Problem description:
Check each line of the records below and collect those holding "Kotterer".

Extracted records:

+-------+

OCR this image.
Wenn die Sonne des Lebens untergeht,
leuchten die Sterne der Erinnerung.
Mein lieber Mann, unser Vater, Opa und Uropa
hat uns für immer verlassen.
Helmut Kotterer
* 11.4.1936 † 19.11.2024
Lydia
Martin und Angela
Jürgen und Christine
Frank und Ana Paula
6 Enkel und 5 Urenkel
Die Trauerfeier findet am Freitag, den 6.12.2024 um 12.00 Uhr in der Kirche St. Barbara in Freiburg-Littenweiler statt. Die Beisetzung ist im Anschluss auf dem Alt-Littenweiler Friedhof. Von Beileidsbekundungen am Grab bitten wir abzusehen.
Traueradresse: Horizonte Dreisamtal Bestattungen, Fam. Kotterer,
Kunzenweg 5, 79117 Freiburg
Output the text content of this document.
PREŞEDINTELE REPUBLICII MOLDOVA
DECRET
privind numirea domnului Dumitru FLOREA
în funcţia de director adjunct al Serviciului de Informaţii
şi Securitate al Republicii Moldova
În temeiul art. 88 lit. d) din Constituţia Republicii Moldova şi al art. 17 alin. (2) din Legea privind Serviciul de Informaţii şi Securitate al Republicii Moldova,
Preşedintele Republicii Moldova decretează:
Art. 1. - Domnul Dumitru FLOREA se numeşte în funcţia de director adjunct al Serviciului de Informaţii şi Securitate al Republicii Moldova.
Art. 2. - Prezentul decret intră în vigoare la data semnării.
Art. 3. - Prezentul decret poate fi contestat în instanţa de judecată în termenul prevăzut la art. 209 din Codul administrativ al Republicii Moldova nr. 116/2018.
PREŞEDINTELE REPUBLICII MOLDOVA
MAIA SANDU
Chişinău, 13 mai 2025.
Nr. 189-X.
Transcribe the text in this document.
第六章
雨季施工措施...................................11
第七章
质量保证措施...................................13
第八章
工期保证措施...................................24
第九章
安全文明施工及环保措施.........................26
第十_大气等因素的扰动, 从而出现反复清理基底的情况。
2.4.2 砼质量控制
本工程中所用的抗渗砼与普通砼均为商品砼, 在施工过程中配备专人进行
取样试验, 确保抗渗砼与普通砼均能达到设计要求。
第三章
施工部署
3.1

+-------+

Task output:
Helmut Kotterer
Traueradresse: Horizonte Dreisamtal Bestattungen, Fam. Kotterer,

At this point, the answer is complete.